* _What is required_
From the listing below, extract each line containing the string "American".

* _Input rows_
--- START ---
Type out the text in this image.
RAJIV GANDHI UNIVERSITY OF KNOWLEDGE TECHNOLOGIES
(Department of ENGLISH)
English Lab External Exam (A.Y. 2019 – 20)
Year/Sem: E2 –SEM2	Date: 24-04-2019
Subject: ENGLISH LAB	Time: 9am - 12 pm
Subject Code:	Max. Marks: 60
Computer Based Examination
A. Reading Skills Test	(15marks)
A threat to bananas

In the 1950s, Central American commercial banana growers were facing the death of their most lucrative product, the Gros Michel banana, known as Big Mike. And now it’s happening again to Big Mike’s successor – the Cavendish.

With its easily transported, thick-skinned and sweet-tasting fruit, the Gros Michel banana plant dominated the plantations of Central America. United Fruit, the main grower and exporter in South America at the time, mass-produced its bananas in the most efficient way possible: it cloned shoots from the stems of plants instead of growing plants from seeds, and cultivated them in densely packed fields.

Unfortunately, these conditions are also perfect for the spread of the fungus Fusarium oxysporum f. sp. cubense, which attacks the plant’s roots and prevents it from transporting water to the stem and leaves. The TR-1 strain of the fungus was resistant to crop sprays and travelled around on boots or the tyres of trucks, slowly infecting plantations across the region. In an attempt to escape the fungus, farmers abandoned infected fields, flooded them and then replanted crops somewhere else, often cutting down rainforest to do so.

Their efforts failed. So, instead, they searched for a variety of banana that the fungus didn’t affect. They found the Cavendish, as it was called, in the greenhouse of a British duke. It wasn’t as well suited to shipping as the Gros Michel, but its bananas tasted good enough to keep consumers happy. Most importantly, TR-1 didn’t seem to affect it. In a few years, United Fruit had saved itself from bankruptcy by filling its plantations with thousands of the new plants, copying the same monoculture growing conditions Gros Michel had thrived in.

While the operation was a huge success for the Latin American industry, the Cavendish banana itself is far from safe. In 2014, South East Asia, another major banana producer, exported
--- END ---
* _Answer to this task_
In the 1950s, Central American commercial banana growers were facing the death of their most lucrative product, the Gros Michel banana, known as Big Mike. And now it’s happening again to Big Mike’s successor – the Cavendish.
While the operation was a huge success for the Latin American industry, the Cavendish banana itself is far from safe. In 2014, South East Asia, another major banana producer, exported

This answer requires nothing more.